• [Records to process]:
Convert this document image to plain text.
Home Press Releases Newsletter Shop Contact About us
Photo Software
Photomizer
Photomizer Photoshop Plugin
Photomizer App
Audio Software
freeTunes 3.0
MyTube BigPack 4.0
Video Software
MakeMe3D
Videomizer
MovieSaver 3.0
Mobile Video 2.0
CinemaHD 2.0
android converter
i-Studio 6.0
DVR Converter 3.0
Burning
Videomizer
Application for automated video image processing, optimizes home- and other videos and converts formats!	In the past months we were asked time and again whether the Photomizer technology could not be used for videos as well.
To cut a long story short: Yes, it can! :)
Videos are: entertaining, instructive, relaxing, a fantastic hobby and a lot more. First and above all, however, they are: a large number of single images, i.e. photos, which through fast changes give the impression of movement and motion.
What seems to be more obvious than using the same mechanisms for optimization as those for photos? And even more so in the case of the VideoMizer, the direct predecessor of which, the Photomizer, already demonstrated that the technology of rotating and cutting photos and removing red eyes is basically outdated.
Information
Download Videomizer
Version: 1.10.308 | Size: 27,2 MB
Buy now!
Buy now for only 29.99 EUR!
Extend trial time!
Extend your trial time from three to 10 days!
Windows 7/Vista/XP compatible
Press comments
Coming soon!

• [Aim of the task]:
Find every line in the records that contains the word "Photomizer"; copy those lines.

• [Correct answer]:
Photomizer
Photomizer Photoshop Plugin
Photomizer App
Application for automated video image processing, optimizes home- and other videos and converts formats!	In the past months we were asked time and again whether the Photomizer technology could not be used for videos as well.
What seems to be more obvious than using the same mechanisms for optimization as those for photos? And even more so in the case of the VideoMizer, the direct predecessor of which, the Photomizer, already demonstrated that the technology of rotating and cutting photos and removing red eyes is basically outdated.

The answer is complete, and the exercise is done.